Copy all of the material below exactly.

□ □ □ □

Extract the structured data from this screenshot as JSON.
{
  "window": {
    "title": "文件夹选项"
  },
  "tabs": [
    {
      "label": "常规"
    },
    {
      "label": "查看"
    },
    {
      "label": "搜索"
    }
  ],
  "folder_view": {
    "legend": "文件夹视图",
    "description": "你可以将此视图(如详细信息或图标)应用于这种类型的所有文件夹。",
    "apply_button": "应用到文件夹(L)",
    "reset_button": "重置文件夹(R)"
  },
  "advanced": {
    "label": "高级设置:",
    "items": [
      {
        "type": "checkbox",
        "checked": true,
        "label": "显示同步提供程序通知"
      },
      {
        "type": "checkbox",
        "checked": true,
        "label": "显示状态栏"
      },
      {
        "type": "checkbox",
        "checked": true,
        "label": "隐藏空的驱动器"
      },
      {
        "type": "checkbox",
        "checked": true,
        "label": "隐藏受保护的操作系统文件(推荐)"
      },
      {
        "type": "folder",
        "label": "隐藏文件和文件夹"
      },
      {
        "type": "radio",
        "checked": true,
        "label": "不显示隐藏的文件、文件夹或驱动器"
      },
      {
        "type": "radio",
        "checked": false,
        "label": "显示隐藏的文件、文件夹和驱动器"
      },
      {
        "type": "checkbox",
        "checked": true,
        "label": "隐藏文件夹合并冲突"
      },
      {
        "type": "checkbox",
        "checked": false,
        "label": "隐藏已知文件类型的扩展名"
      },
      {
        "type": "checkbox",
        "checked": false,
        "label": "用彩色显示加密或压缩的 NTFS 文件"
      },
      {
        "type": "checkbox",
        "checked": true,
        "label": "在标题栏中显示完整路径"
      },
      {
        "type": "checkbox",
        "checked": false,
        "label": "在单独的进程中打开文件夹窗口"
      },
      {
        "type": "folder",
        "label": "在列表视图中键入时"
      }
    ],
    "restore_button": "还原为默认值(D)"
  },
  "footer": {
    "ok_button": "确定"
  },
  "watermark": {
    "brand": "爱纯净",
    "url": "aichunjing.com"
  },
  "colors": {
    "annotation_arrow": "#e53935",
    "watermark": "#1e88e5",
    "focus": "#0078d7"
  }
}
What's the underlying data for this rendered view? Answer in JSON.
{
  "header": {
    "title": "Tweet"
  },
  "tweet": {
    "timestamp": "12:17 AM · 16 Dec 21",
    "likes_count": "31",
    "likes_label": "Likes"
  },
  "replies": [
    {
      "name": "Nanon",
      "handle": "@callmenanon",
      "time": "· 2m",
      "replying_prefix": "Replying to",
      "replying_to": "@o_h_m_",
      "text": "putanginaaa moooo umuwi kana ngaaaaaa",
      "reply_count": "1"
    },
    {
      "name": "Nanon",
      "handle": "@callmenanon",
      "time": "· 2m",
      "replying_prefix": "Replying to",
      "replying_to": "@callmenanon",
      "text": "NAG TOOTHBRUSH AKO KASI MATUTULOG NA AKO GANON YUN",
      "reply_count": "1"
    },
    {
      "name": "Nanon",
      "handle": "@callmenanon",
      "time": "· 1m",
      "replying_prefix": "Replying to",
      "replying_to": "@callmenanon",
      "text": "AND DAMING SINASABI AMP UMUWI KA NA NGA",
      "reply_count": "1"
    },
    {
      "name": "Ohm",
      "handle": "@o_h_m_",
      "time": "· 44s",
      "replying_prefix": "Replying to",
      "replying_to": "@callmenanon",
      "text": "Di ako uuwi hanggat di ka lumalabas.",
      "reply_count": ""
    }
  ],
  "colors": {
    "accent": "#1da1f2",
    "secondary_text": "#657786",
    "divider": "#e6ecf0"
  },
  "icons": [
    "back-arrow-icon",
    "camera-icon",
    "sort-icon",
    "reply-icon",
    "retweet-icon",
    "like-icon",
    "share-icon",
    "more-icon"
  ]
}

□ □ □ □

### Completed task
Extract the structured data from this screenshot as JSON.
{
  "window": {
    "title": "文件夹选项"
  },
  "tabs": [
    {
      "label": "常规"
    },
    {
      "label": "查看"
    },
    {
      "label": "搜索"
    }
  ],
  "folder_view": {
    "legend": "文件夹视图",
    "description": "你可以将此视图(如详细信息或图标)应用于这种类型的所有文件夹。",
    "apply_button": "应用到文件夹(L)",
    "reset_button": "重置文件夹(R)"
  },
  "advanced": {
    "label": "高级设置:",
    "items": [
      {
        "type": "checkbox",
        "checked": true,
        "label": "显示同步提供程序通知"
      },
      {
        "type": "checkbox",
        "checked": true,
        "label": "显示状态栏"
      },
      {
        "type": "checkbox",
        "checked": true,
        "label": "隐藏空的驱动器"
      },
      {
        "type": "checkbox",
        "checked": true,
        "label": "隐藏受保护的操作系统文件(推荐)"
      },
      {
        "type": "folder",
        "label": "隐藏文件和文件夹"
      },
      {
        "type": "radio",
        "checked": true,
        "label": "不显示隐藏的文件、文件夹或驱动器"
      },
      {
        "type": "radio",
        "checked": false,
        "label": "显示隐藏的文件、文件夹和驱动器"
      },
      {
        "type": "checkbox",
        "checked": true,
        "label": "隐藏文件夹合并冲突"
      },
      {
        "type": "checkbox",
        "checked": false,
        "label": "隐藏已知文件类型的扩展名"
      },
      {
        "type": "checkbox",
        "checked": false,
        "label": "用彩色显示加密或压缩的 NTFS 文件"
      },
      {
        "type": "checkbox",
        "checked": true,
        "label": "在标题栏中显示完整路径"
      },
      {
        "type": "checkbox",
        "checked": false,
        "label": "在单独的进程中打开文件夹窗口"
      },
      {
        "type": "folder",
        "label": "在列表视图中键入时"
      }
    ],
    "restore_button": "还原为默认值(D)"
  },
  "footer": {
    "ok_button": "确定"
  },
  "watermark": {
    "brand": "爱纯净",
    "url": "aichunjing.com"
  },
  "colors": {
    "annotation_arrow": "#e53935",
    "watermark": "#1e88e5",
    "focus": "#0078d7"
  }
}
What's the underlying data for this rendered view? Answer in JSON.
{
  "header": {
    "title": "Tweet"
  },
  "tweet": {
    "timestamp": "12:17 AM · 16 Dec 21",
    "likes_count": "31",
    "likes_label": "Likes"
  },
  "replies": [
    {
      "name": "Nanon",
      "handle": "@callmenanon",
      "time": "· 2m",
      "replying_prefix": "Replying to",
      "replying_to": "@o_h_m_",
      "text": "putanginaaa moooo umuwi kana ngaaaaaa",
      "reply_count": "1"
    },
    {
      "name": "Nanon",
      "handle": "@callmenanon",
      "time": "· 2m",
      "replying_prefix": "Replying to",
      "replying_to": "@callmenanon",
      "text": "NAG TOOTHBRUSH AKO KASI MATUTULOG NA AKO GANON YUN",
      "reply_count": "1"
    },
    {
      "name": "Nanon",
      "handle": "@callmenanon",
      "time": "· 1m",
      "replying_prefix": "Replying to",
      "replying_to": "@callmenanon",
      "text": "AND DAMING SINASABI AMP UMUWI KA NA NGA",
      "reply_count": "1"
    },
    {
      "name": "Ohm",
      "handle": "@o_h_m_",
      "time": "· 44s",
      "replying_prefix": "Replying to",
      "replying_to": "@callmenanon",
      "text": "Di ako uuwi hanggat di ka lumalabas.",
      "reply_count": ""
    }
  ],
  "colors": {
    "accent": "#1da1f2",
    "secondary_text": "#657786",
    "divider": "#e6ecf0"
  },
  "icons": [
    "back-arrow-icon",
    "camera-icon",
    "sort-icon",
    "reply-icon",
    "retweet-icon",
    "like-icon",
    "share-icon",
    "more-icon"
  ]
}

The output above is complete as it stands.